## Given entries
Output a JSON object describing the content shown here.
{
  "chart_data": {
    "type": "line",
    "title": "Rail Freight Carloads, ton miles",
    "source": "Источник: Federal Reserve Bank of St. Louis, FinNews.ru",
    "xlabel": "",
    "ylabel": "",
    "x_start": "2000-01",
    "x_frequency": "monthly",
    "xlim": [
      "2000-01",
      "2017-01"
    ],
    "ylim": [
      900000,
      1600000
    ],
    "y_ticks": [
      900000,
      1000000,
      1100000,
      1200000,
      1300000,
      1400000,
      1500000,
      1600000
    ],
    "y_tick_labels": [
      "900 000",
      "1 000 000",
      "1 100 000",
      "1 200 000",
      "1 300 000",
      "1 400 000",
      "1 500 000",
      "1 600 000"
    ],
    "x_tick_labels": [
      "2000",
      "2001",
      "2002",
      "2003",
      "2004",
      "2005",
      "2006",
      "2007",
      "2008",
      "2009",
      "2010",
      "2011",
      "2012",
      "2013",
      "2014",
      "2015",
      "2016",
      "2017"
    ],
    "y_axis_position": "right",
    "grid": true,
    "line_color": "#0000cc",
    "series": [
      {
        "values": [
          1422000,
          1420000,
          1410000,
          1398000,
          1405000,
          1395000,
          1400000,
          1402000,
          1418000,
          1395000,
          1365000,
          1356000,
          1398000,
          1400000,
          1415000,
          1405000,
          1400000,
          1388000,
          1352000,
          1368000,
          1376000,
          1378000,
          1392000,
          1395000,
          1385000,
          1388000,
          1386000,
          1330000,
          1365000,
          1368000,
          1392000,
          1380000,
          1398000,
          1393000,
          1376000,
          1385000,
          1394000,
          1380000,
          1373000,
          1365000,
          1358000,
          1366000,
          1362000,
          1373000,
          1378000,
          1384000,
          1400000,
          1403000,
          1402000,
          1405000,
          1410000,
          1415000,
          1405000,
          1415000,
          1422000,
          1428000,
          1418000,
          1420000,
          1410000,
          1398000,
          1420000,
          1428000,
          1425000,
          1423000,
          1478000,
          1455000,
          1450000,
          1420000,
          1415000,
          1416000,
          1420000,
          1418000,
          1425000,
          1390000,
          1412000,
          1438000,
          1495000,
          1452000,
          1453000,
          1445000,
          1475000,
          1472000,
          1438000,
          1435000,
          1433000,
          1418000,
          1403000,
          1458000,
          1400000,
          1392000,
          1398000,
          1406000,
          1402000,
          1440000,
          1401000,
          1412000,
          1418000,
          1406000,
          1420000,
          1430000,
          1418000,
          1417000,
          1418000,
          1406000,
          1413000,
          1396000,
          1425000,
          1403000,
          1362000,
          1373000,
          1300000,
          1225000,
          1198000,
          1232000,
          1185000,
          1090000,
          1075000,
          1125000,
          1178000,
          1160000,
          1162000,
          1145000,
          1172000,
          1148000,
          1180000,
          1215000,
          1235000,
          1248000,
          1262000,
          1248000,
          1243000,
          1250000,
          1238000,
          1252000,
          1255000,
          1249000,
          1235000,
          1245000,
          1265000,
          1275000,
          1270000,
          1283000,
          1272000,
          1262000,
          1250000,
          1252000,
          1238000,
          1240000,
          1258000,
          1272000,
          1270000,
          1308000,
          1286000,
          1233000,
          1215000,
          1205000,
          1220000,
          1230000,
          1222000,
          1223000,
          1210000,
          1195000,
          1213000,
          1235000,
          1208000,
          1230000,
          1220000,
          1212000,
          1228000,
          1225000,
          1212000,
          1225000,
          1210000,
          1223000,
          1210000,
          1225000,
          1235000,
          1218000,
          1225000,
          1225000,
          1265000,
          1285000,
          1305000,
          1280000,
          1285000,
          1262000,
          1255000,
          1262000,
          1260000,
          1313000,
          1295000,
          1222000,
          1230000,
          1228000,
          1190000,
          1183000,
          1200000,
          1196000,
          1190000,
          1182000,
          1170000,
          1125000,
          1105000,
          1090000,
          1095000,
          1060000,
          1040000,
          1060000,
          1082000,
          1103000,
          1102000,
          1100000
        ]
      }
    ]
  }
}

## Required task
Take the entries above and copy them out exactly.

## Response below
Output a JSON object describing the content shown here.
{
  "chart_data": {
    "type": "line",
    "title": "Rail Freight Carloads, ton miles",
    "source": "Источник: Federal Reserve Bank of St. Louis, FinNews.ru",
    "xlabel": "",
    "ylabel": "",
    "x_start": "2000-01",
    "x_frequency": "monthly",
    "xlim": [
      "2000-01",
      "2017-01"
    ],
    "ylim": [
      900000,
      1600000
    ],
    "y_ticks": [
      900000,
      1000000,
      1100000,
      1200000,
      1300000,
      1400000,
      1500000,
      1600000
    ],
    "y_tick_labels": [
      "900 000",
      "1 000 000",
      "1 100 000",
      "1 200 000",
      "1 300 000",
      "1 400 000",
      "1 500 000",
      "1 600 000"
    ],
    "x_tick_labels": [
      "2000",
      "2001",
      "2002",
      "2003",
      "2004",
      "2005",
      "2006",
      "2007",
      "2008",
      "2009",
      "2010",
      "2011",
      "2012",
      "2013",
      "2014",
      "2015",
      "2016",
      "2017"
    ],
    "y_axis_position": "right",
    "grid": true,
    "line_color": "#0000cc",
    "series": [
      {
        "values": [
          1422000,
          1420000,
          1410000,
          1398000,
          1405000,
          1395000,
          1400000,
          1402000,
          1418000,
          1395000,
          1365000,
          1356000,
          1398000,
          1400000,
          1415000,
          1405000,
          1400000,
          1388000,
          1352000,
          1368000,
          1376000,
          1378000,
          1392000,
          1395000,
          1385000,
          1388000,
          1386000,
          1330000,
          1365000,
          1368000,
          1392000,
          1380000,
          1398000,
          1393000,
          1376000,
          1385000,
          1394000,
          1380000,
          1373000,
          1365000,
          1358000,
          1366000,
          1362000,
          1373000,
          1378000,
          1384000,
          1400000,
          1403000,
          1402000,
          1405000,
          1410000,
          1415000,
          1405000,
          1415000,
          1422000,
          1428000,
          1418000,
          1420000,
          1410000,
          1398000,
          1420000,
          1428000,
          1425000,
          1423000,
          1478000,
          1455000,
          1450000,
          1420000,
          1415000,
          1416000,
          1420000,
          1418000,
          1425000,
          1390000,
          1412000,
          1438000,
          1495000,
          1452000,
          1453000,
          1445000,
          1475000,
          1472000,
          1438000,
          1435000,
          1433000,
          1418000,
          1403000,
          1458000,
          1400000,
          1392000,
          1398000,
          1406000,
          1402000,
          1440000,
          1401000,
          1412000,
          1418000,
          1406000,
          1420000,
          1430000,
          1418000,
          1417000,
          1418000,
          1406000,
          1413000,
          1396000,
          1425000,
          1403000,
          1362000,
          1373000,
          1300000,
          1225000,
          1198000,
          1232000,
          1185000,
          1090000,
          1075000,
          1125000,
          1178000,
          1160000,
          1162000,
          1145000,
          1172000,
          1148000,
          1180000,
          1215000,
          1235000,
          1248000,
          1262000,
          1248000,
          1243000,
          1250000,
          1238000,
          1252000,
          1255000,
          1249000,
          1235000,
          1245000,
          1265000,
          1275000,
          1270000,
          1283000,
          1272000,
          1262000,
          1250000,
          1252000,
          1238000,
          1240000,
          1258000,
          1272000,
          1270000,
          1308000,
          1286000,
          1233000,
          1215000,
          1205000,
          1220000,
          1230000,
          1222000,
          1223000,
          1210000,
          1195000,
          1213000,
          1235000,
          1208000,
          1230000,
          1220000,
          1212000,
          1228000,
          1225000,
          1212000,
          1225000,
          1210000,
          1223000,
          1210000,
          1225000,
          1235000,
          1218000,
          1225000,
          1225000,
          1265000,
          1285000,
          1305000,
          1280000,
          1285000,
          1262000,
          1255000,
          1262000,
          1260000,
          1313000,
          1295000,
          1222000,
          1230000,
          1228000,
          1190000,
          1183000,
          1200000,
          1196000,
          1190000,
          1182000,
          1170000,
          1125000,
          1105000,
          1090000,
          1095000,
          1060000,
          1040000,
          1060000,
          1082000,
          1103000,
          1102000,
          1100000
        ]
      }
    ]
  }
}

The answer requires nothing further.